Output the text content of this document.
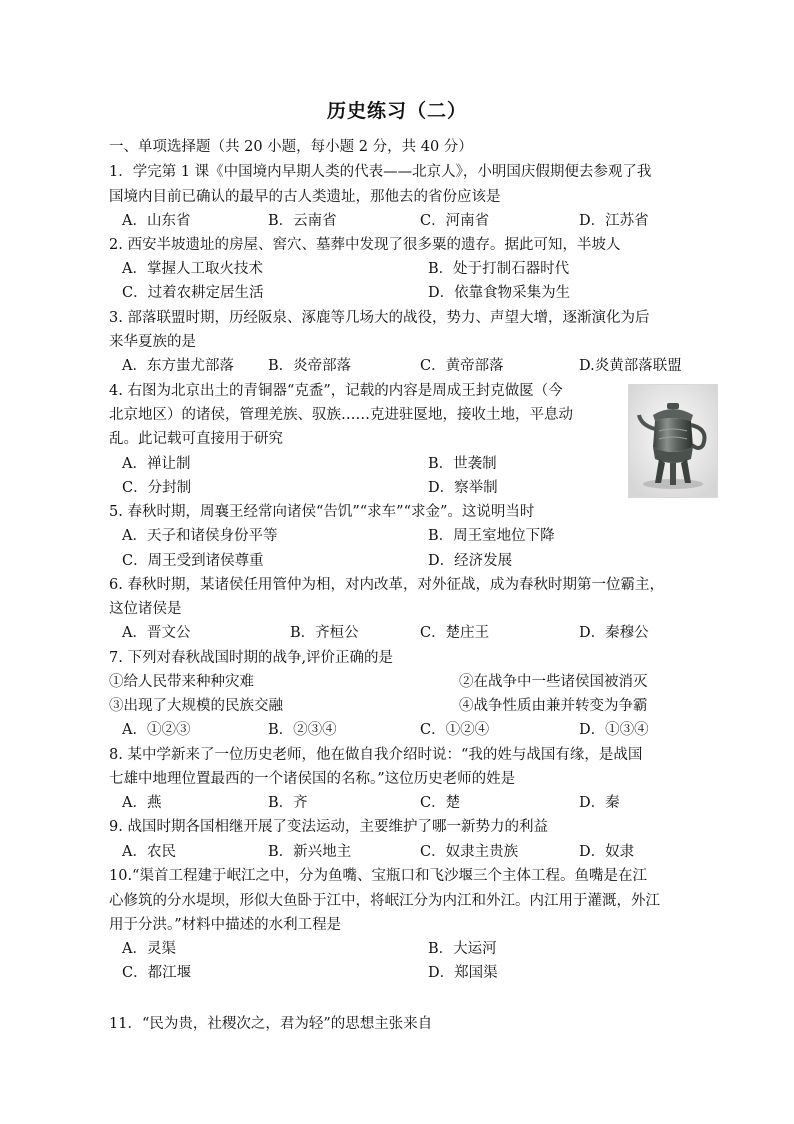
历史练习（二）
一、单项选择题（共 20 小题，每小题 2 分，共 40 分）
1．学完第 1 课《中国境内早期人类的代表——北京人》，小明国庆假期便去参观了我
国境内目前已确认的最早的古人类遗址，那他去的省份应该是
A．山东省	B．云南省	C．河南省	D．江苏省
2. 西安半坡遗址的房屋、窖穴、墓葬中发现了很多粟的遗存。据此可知，半坡人
A．掌握人工取火技术	B．处于打制石器时代
C．过着农耕定居生活	D．依靠食物采集为生
3. 部落联盟时期，历经阪泉、涿鹿等几场大的战役，势力、声望大增，逐渐演化为后
来华夏族的是
A．东方蚩尤部落 B．炎帝部落	C．黄帝部落	D.炎黄部落联盟
4. 右图为北京出土的青铜器“克盉”，记载的内容是周成王封克做匽（今
北京地区）的诸侯，管理羌族、驭族……克进驻匽地，接收土地，平息动
乱。此记载可直接用于研究
A．禅让制	B．世袭制
C．分封制	D．察举制
5. 春秋时期，周襄王经常向诸侯“告饥”“求车”“求金”。这说明当时
A．天子和诸侯身份平等	B．周王室地位下降
C．周王受到诸侯尊重	D．经济发展
6. 春秋时期，某诸侯任用管仲为相，对内改革，对外征战，成为春秋时期第一位霸主，
这位诸侯是
A．晋文公	B．齐桓公	C．楚庄王	D．秦穆公
7. 下列对春秋战国时期的战争,评价正确的是
①给人民带来种种灾难	②在战争中一些诸侯国被消灭
③出现了大规模的民族交融	④战争性质由兼并转变为争霸
A．①②③	B．②③④	C．①②④	D．①③④
8. 某中学新来了一位历史老师，他在做自我介绍时说：“我的姓与战国有缘，是战国
七雄中地理位置最西的一个诸侯国的名称。”这位历史老师的姓是
A．燕	B．齐	C．楚	D．秦
9. 战国时期各国相继开展了变法运动，主要维护了哪一新势力的利益
A．农民	B．新兴地主	C．奴隶主贵族	D．奴隶
10.“渠首工程建于岷江之中，分为鱼嘴、宝瓶口和飞沙堰三个主体工程。鱼嘴是在江
心修筑的分水堤坝，形似大鱼卧于江中，将岷江分为内江和外江。内江用于灌溉，外江
用于分洪。”材料中描述的水利工程是
A．灵渠	B．大运河
C．都江堰	D．郑国渠
11．“民为贵，社稷次之，君为轻”的思想主张来自
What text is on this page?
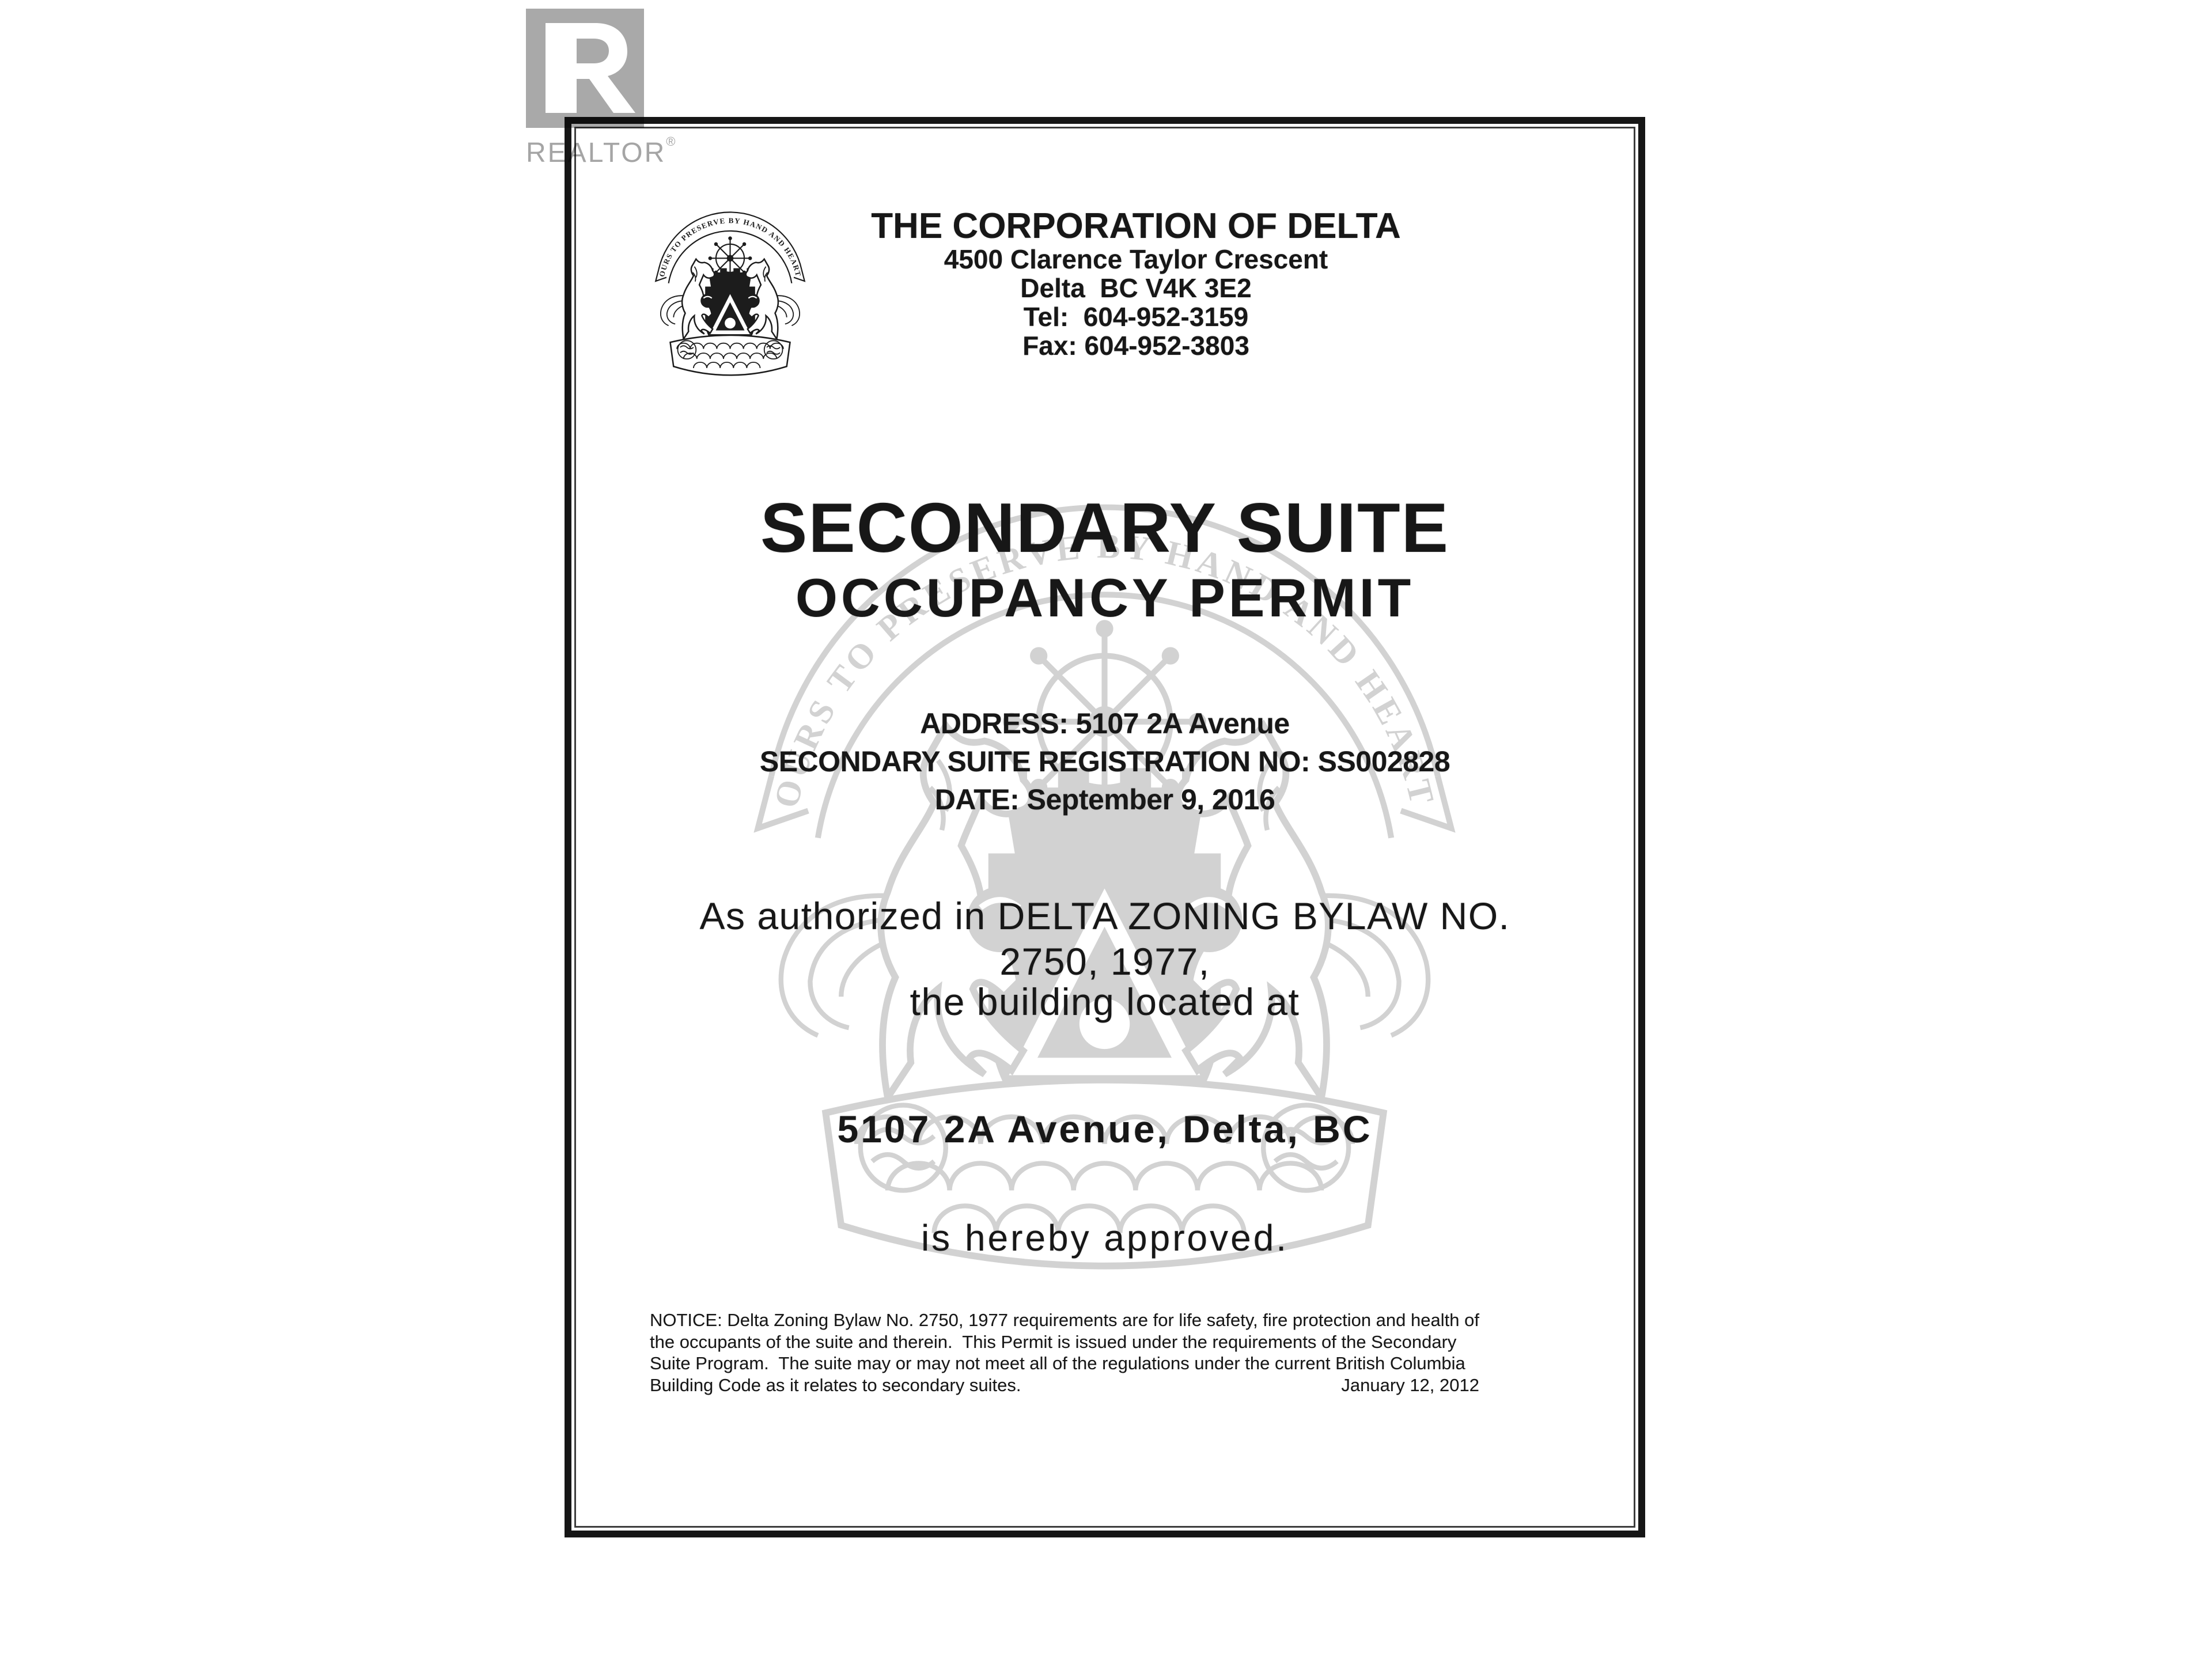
REALTOR®
THE CORPORATION OF DELTA
4500 Clarence Taylor Crescent
Delta  BC V4K 3E2
Tel:  604-952-3159
Fax: 604-952-3803
SECONDARY SUITE
OCCUPANCY PERMIT
ADDRESS: 5107 2A Avenue
SECONDARY SUITE REGISTRATION NO: SS002828
DATE: September 9, 2016
As authorized in DELTA ZONING BYLAW NO.
2750, 1977,
the building located at
5107 2A Avenue, Delta, BC
is hereby approved.
NOTICE: Delta Zoning Bylaw No. 2750, 1977 requirements are for life safety, fire protection and health of
the occupants of the suite and therein.  This Permit is issued under the requirements of the Secondary
Suite Program.  The suite may or may not meet all of the regulations under the current British Columbia
Building Code as it relates to secondary suites.	January 12, 2012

### WHAT YOU ARE ASKED TO DO
Copy the records exactly as they appear, excluding images.

### RESULT FOR THIS EXERCISE
Output the text content of this document.
历史练习（二）
一、单项选择题（共 20 小题，每小题 2 分，共 40 分）
1．学完第 1 课《中国境内早期人类的代表——北京人》，小明国庆假期便去参观了我
国境内目前已确认的最早的古人类遗址，那他去的省份应该是
A．山东省	B．云南省	C．河南省	D．江苏省
2. 西安半坡遗址的房屋、窖穴、墓葬中发现了很多粟的遗存。据此可知，半坡人
A．掌握人工取火技术	B．处于打制石器时代
C．过着农耕定居生活	D．依靠食物采集为生
3. 部落联盟时期，历经阪泉、涿鹿等几场大的战役，势力、声望大增，逐渐演化为后
来华夏族的是
A．东方蚩尤部落 B．炎帝部落	C．黄帝部落	D.炎黄部落联盟
4. 右图为北京出土的青铜器“克盉”，记载的内容是周成王封克做匽（今
北京地区）的诸侯，管理羌族、驭族……克进驻匽地，接收土地，平息动
乱。此记载可直接用于研究
A．禅让制	B．世袭制
C．分封制	D．察举制
5. 春秋时期，周襄王经常向诸侯“告饥”“求车”“求金”。这说明当时
A．天子和诸侯身份平等	B．周王室地位下降
C．周王受到诸侯尊重	D．经济发展
6. 春秋时期，某诸侯任用管仲为相，对内改革，对外征战，成为春秋时期第一位霸主，
这位诸侯是
A．晋文公	B．齐桓公	C．楚庄王	D．秦穆公
7. 下列对春秋战国时期的战争,评价正确的是
①给人民带来种种灾难	②在战争中一些诸侯国被消灭
③出现了大规模的民族交融	④战争性质由兼并转变为争霸
A．①②③	B．②③④	C．①②④	D．①③④
8. 某中学新来了一位历史老师，他在做自我介绍时说：“我的姓与战国有缘，是战国
七雄中地理位置最西的一个诸侯国的名称。”这位历史老师的姓是
A．燕	B．齐	C．楚	D．秦
9. 战国时期各国相继开展了变法运动，主要维护了哪一新势力的利益
A．农民	B．新兴地主	C．奴隶主贵族	D．奴隶
10.“渠首工程建于岷江之中，分为鱼嘴、宝瓶口和飞沙堰三个主体工程。鱼嘴是在江
心修筑的分水堤坝，形似大鱼卧于江中，将岷江分为内江和外江。内江用于灌溉，外江
用于分洪。”材料中描述的水利工程是
A．灵渠	B．大运河
C．都江堰	D．郑国渠
11．“民为贵，社稷次之，君为轻”的思想主张来自
What text is on this page?
REALTOR®
THE CORPORATION OF DELTA
4500 Clarence Taylor Crescent
Delta  BC V4K 3E2
Tel:  604-952-3159
Fax: 604-952-3803
SECONDARY SUITE
OCCUPANCY PERMIT
ADDRESS: 5107 2A Avenue
SECONDARY SUITE REGISTRATION NO: SS002828
DATE: September 9, 2016
As authorized in DELTA ZONING BYLAW NO.
2750, 1977,
the building located at
5107 2A Avenue, Delta, BC
is hereby approved.
NOTICE: Delta Zoning Bylaw No. 2750, 1977 requirements are for life safety, fire protection and health of
the occupants of the suite and therein.  This Permit is issued under the requirements of the Secondary
Suite Program.  The suite may or may not meet all of the regulations under the current British Columbia
Building Code as it relates to secondary suites.	January 12, 2012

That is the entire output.